* **Stored data**
********
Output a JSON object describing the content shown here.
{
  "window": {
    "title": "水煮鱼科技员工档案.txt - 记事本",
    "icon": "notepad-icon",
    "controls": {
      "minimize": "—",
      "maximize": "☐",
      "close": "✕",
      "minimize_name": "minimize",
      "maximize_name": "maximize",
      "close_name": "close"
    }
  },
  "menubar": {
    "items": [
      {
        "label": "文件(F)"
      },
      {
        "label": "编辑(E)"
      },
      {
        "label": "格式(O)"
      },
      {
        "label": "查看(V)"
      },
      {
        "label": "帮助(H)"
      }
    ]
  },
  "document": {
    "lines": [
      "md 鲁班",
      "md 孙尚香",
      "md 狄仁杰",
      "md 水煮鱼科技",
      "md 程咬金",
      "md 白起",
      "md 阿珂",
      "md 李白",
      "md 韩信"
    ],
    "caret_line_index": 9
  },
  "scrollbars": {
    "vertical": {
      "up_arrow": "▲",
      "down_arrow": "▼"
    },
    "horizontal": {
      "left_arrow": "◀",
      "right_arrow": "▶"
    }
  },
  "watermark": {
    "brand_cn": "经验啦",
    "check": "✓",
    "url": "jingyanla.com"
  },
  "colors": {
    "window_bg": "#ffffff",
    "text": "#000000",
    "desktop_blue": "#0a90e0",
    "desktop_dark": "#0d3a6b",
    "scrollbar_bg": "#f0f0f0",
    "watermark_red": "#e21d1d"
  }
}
********
* **WORK TO BE COMPLETED**
Repeat the entries exactly, all of them.

* **SOLVED PROBLEM**
Output a JSON object describing the content shown here.
{
  "window": {
    "title": "水煮鱼科技员工档案.txt - 记事本",
    "icon": "notepad-icon",
    "controls": {
      "minimize": "—",
      "maximize": "☐",
      "close": "✕",
      "minimize_name": "minimize",
      "maximize_name": "maximize",
      "close_name": "close"
    }
  },
  "menubar": {
    "items": [
      {
        "label": "文件(F)"
      },
      {
        "label": "编辑(E)"
      },
      {
        "label": "格式(O)"
      },
      {
        "label": "查看(V)"
      },
      {
        "label": "帮助(H)"
      }
    ]
  },
  "document": {
    "lines": [
      "md 鲁班",
      "md 孙尚香",
      "md 狄仁杰",
      "md 水煮鱼科技",
      "md 程咬金",
      "md 白起",
      "md 阿珂",
      "md 李白",
      "md 韩信"
    ],
    "caret_line_index": 9
  },
  "scrollbars": {
    "vertical": {
      "up_arrow": "▲",
      "down_arrow": "▼"
    },
    "horizontal": {
      "left_arrow": "◀",
      "right_arrow": "▶"
    }
  },
  "watermark": {
    "brand_cn": "经验啦",
    "check": "✓",
    "url": "jingyanla.com"
  },
  "colors": {
    "window_bg": "#ffffff",
    "text": "#000000",
    "desktop_blue": "#0a90e0",
    "desktop_dark": "#0d3a6b",
    "scrollbar_bg": "#f0f0f0",
    "watermark_red": "#e21d1d"
  }
}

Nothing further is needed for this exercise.